* _REQUIRED WORK_
Skip all pictures, then print the remaining material exactly.
━━━━━ INPUT MATERIAL
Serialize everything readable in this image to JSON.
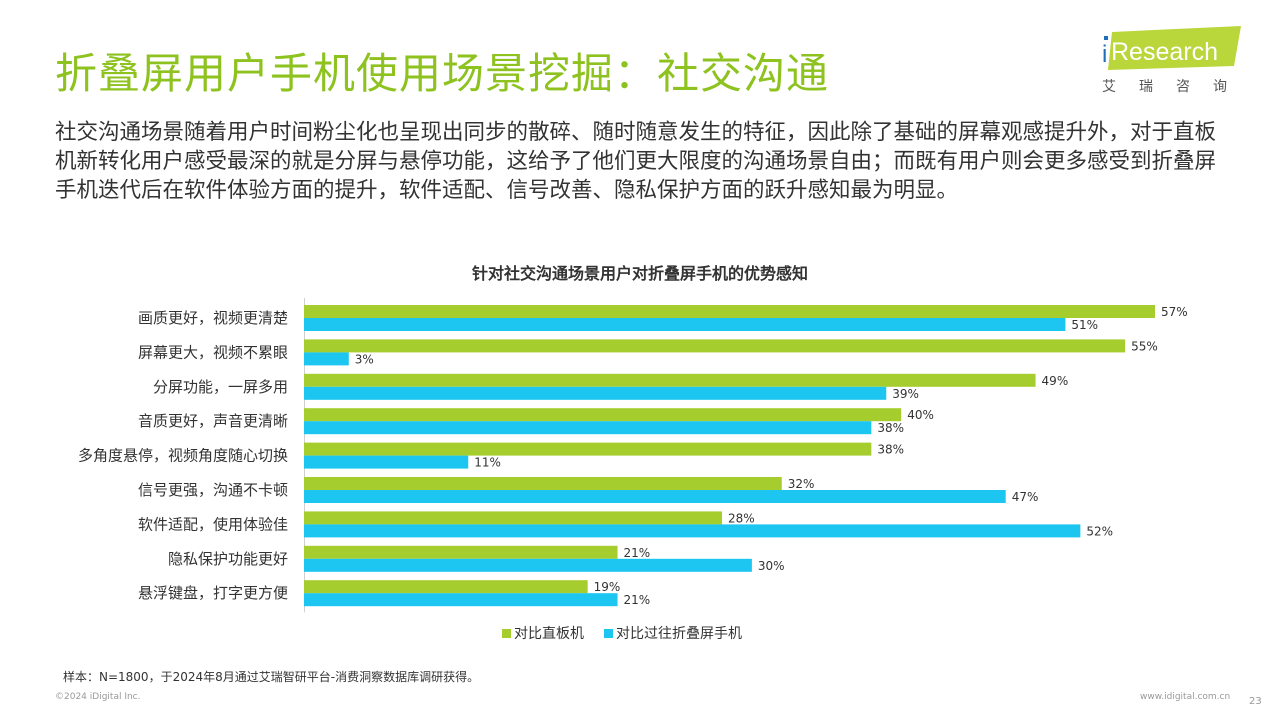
{
  "header": {
    "title": "折叠屏用户手机使用场景挖掘：社交沟通",
    "logo_main": "Research",
    "logo_i": "i",
    "logo_sub": "艾瑞咨询"
  },
  "intro": "社交沟通场景随着用户时间粉尘化也呈现出同步的散碎、随时随意发生的特征，因此除了基础的屏幕观感提升外，对于直板机新转化用户感受最深的就是分屏与悬停功能，这给予了他们更大限度的沟通场景自由；而既有用户则会更多感受到折叠屏手机迭代后在软件体验方面的提升，软件适配、信号改善、隐私保护方面的跃升感知最为明显。",
  "chart_data": {
    "type": "bar",
    "orientation": "horizontal",
    "title": "针对社交沟通场景用户对折叠屏手机的优势感知",
    "categories": [
      "画质更好，视频更清楚",
      "屏幕更大，视频不累眼",
      "分屏功能，一屏多用",
      "音质更好，声音更清晰",
      "多角度悬停，视频角度随心切换",
      "信号更强，沟通不卡顿",
      "软件适配，使用体验佳",
      "隐私保护功能更好",
      "悬浮键盘，打字更方便"
    ],
    "series": [
      {
        "name": "对比直板机",
        "values": [
          57,
          55,
          49,
          40,
          38,
          32,
          28,
          21,
          19
        ],
        "color": "#a6cd2e"
      },
      {
        "name": "对比过往折叠屏手机",
        "values": [
          51,
          3,
          39,
          38,
          11,
          47,
          52,
          30,
          21
        ],
        "color": "#1cc6f0"
      }
    ],
    "unit": "%",
    "xlim": [
      0,
      60
    ],
    "grid": false,
    "legend_position": "bottom"
  },
  "colors": {
    "accent_green": "#8dc21f",
    "bar_green": "#a6cd2e",
    "bar_blue": "#1cc6f0"
  },
  "footer": {
    "note": "样本：N=1800，于2024年8月通过艾瑞智研平台-消费洞察数据库调研获得。",
    "copyright": "©2024 iDigital Inc.",
    "website": "www.idigital.com.cn",
    "page": "23"
  }
}
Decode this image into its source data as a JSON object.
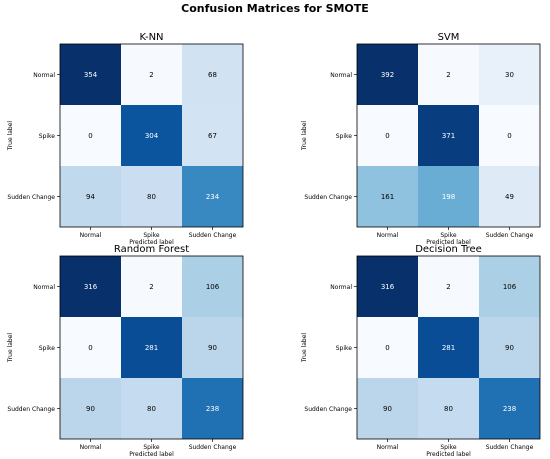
{
  "figure": {
    "title": "Confusion Matrices for SMOTE"
  },
  "colors": {
    "cmap": "Blues",
    "low": "#f7fbff",
    "high": "#08306b",
    "text_dark": "#000000",
    "text_light": "#ffffff"
  },
  "chart_data": [
    {
      "type": "heatmap",
      "title": "K-NN",
      "xlabel": "",
      "ylabel": "True label",
      "x_categories": [
        "Normal",
        "Spike",
        "Sudden Change"
      ],
      "y_categories": [
        "Normal",
        "Spike",
        "Sudden Change"
      ],
      "values": [
        [
          354,
          2,
          68
        ],
        [
          0,
          304,
          67
        ],
        [
          94,
          80,
          234
        ]
      ],
      "tick_labels_x": [
        "Normal",
        "Spike",
        "Sudden Change"
      ],
      "tick_labels_y": [
        "Normal",
        "Spike",
        "Sudden Change"
      ],
      "grid": false
    },
    {
      "type": "heatmap",
      "title": "SVM",
      "xlabel": "",
      "ylabel": "True label",
      "x_categories": [
        "Normal",
        "Spike",
        "Sudden Change"
      ],
      "y_categories": [
        "Normal",
        "Spike",
        "Sudden Change"
      ],
      "values": [
        [
          392,
          2,
          30
        ],
        [
          0,
          371,
          0
        ],
        [
          161,
          198,
          49
        ]
      ],
      "tick_labels_x": [
        "Normal",
        "Spike",
        "Sudden Change"
      ],
      "tick_labels_y": [
        "Normal",
        "Spike",
        "Sudden Change"
      ],
      "grid": false
    },
    {
      "type": "heatmap",
      "title": "Random Forest",
      "xlabel": "Predicted label",
      "ylabel": "True label",
      "x_categories": [
        "Normal",
        "Spike",
        "Sudden Change"
      ],
      "y_categories": [
        "Normal",
        "Spike",
        "Sudden Change"
      ],
      "values": [
        [
          316,
          2,
          106
        ],
        [
          0,
          281,
          90
        ],
        [
          90,
          80,
          238
        ]
      ],
      "tick_labels_x": [
        "Normal",
        "Spike",
        "Sudden Change"
      ],
      "tick_labels_y": [
        "Normal",
        "Spike",
        "Sudden Change"
      ],
      "grid": false
    },
    {
      "type": "heatmap",
      "title": "Decision Tree",
      "xlabel": "Predicted label",
      "ylabel": "True label",
      "x_categories": [
        "Normal",
        "Spike",
        "Sudden Change"
      ],
      "y_categories": [
        "Normal",
        "Spike",
        "Sudden Change"
      ],
      "values": [
        [
          316,
          2,
          106
        ],
        [
          0,
          281,
          90
        ],
        [
          90,
          80,
          238
        ]
      ],
      "tick_labels_x": [
        "Normal",
        "Spike",
        "Sudden Change"
      ],
      "tick_labels_y": [
        "Normal",
        "Spike",
        "Sudden Change"
      ],
      "grid": false
    }
  ],
  "upper_xlabel": "Predicted label"
}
━━━━━━━━━━
* _ANSWER_
Serialize everything readable in this image to JSON.
{
  "header": {
    "title": "折叠屏用户手机使用场景挖掘：社交沟通",
    "logo_main": "Research",
    "logo_i": "i",
    "logo_sub": "艾瑞咨询"
  },
  "intro": "社交沟通场景随着用户时间粉尘化也呈现出同步的散碎、随时随意发生的特征，因此除了基础的屏幕观感提升外，对于直板机新转化用户感受最深的就是分屏与悬停功能，这给予了他们更大限度的沟通场景自由；而既有用户则会更多感受到折叠屏手机迭代后在软件体验方面的提升，软件适配、信号改善、隐私保护方面的跃升感知最为明显。",
  "chart_data": {
    "type": "bar",
    "orientation": "horizontal",
    "title": "针对社交沟通场景用户对折叠屏手机的优势感知",
    "categories": [
      "画质更好，视频更清楚",
      "屏幕更大，视频不累眼",
      "分屏功能，一屏多用",
      "音质更好，声音更清晰",
      "多角度悬停，视频角度随心切换",
      "信号更强，沟通不卡顿",
      "软件适配，使用体验佳",
      "隐私保护功能更好",
      "悬浮键盘，打字更方便"
    ],
    "series": [
      {
        "name": "对比直板机",
        "values": [
          57,
          55,
          49,
          40,
          38,
          32,
          28,
          21,
          19
        ],
        "color": "#a6cd2e"
      },
      {
        "name": "对比过往折叠屏手机",
        "values": [
          51,
          3,
          39,
          38,
          11,
          47,
          52,
          30,
          21
        ],
        "color": "#1cc6f0"
      }
    ],
    "unit": "%",
    "xlim": [
      0,
      60
    ],
    "grid": false,
    "legend_position": "bottom"
  },
  "colors": {
    "accent_green": "#8dc21f",
    "bar_green": "#a6cd2e",
    "bar_blue": "#1cc6f0"
  },
  "footer": {
    "note": "样本：N=1800，于2024年8月通过艾瑞智研平台-消费洞察数据库调研获得。",
    "copyright": "©2024 iDigital Inc.",
    "website": "www.idigital.com.cn",
    "page": "23"
  }
}
Decode this image into its source data as a JSON object.
{
  "figure": {
    "title": "Confusion Matrices for SMOTE"
  },
  "colors": {
    "cmap": "Blues",
    "low": "#f7fbff",
    "high": "#08306b",
    "text_dark": "#000000",
    "text_light": "#ffffff"
  },
  "chart_data": [
    {
      "type": "heatmap",
      "title": "K-NN",
      "xlabel": "",
      "ylabel": "True label",
      "x_categories": [
        "Normal",
        "Spike",
        "Sudden Change"
      ],
      "y_categories": [
        "Normal",
        "Spike",
        "Sudden Change"
      ],
      "values": [
        [
          354,
          2,
          68
        ],
        [
          0,
          304,
          67
        ],
        [
          94,
          80,
          234
        ]
      ],
      "tick_labels_x": [
        "Normal",
        "Spike",
        "Sudden Change"
      ],
      "tick_labels_y": [
        "Normal",
        "Spike",
        "Sudden Change"
      ],
      "grid": false
    },
    {
      "type": "heatmap",
      "title": "SVM",
      "xlabel": "",
      "ylabel": "True label",
      "x_categories": [
        "Normal",
        "Spike",
        "Sudden Change"
      ],
      "y_categories": [
        "Normal",
        "Spike",
        "Sudden Change"
      ],
      "values": [
        [
          392,
          2,
          30
        ],
        [
          0,
          371,
          0
        ],
        [
          161,
          198,
          49
        ]
      ],
      "tick_labels_x": [
        "Normal",
        "Spike",
        "Sudden Change"
      ],
      "tick_labels_y": [
        "Normal",
        "Spike",
        "Sudden Change"
      ],
      "grid": false
    },
    {
      "type": "heatmap",
      "title": "Random Forest",
      "xlabel": "Predicted label",
      "ylabel": "True label",
      "x_categories": [
        "Normal",
        "Spike",
        "Sudden Change"
      ],
      "y_categories": [
        "Normal",
        "Spike",
        "Sudden Change"
      ],
      "values": [
        [
          316,
          2,
          106
        ],
        [
          0,
          281,
          90
        ],
        [
          90,
          80,
          238
        ]
      ],
      "tick_labels_x": [
        "Normal",
        "Spike",
        "Sudden Change"
      ],
      "tick_labels_y": [
        "Normal",
        "Spike",
        "Sudden Change"
      ],
      "grid": false
    },
    {
      "type": "heatmap",
      "title": "Decision Tree",
      "xlabel": "Predicted label",
      "ylabel": "True label",
      "x_categories": [
        "Normal",
        "Spike",
        "Sudden Change"
      ],
      "y_categories": [
        "Normal",
        "Spike",
        "Sudden Change"
      ],
      "values": [
        [
          316,
          2,
          106
        ],
        [
          0,
          281,
          90
        ],
        [
          90,
          80,
          238
        ]
      ],
      "tick_labels_x": [
        "Normal",
        "Spike",
        "Sudden Change"
      ],
      "tick_labels_y": [
        "Normal",
        "Spike",
        "Sudden Change"
      ],
      "grid": false
    }
  ],
  "upper_xlabel": "Predicted label"
}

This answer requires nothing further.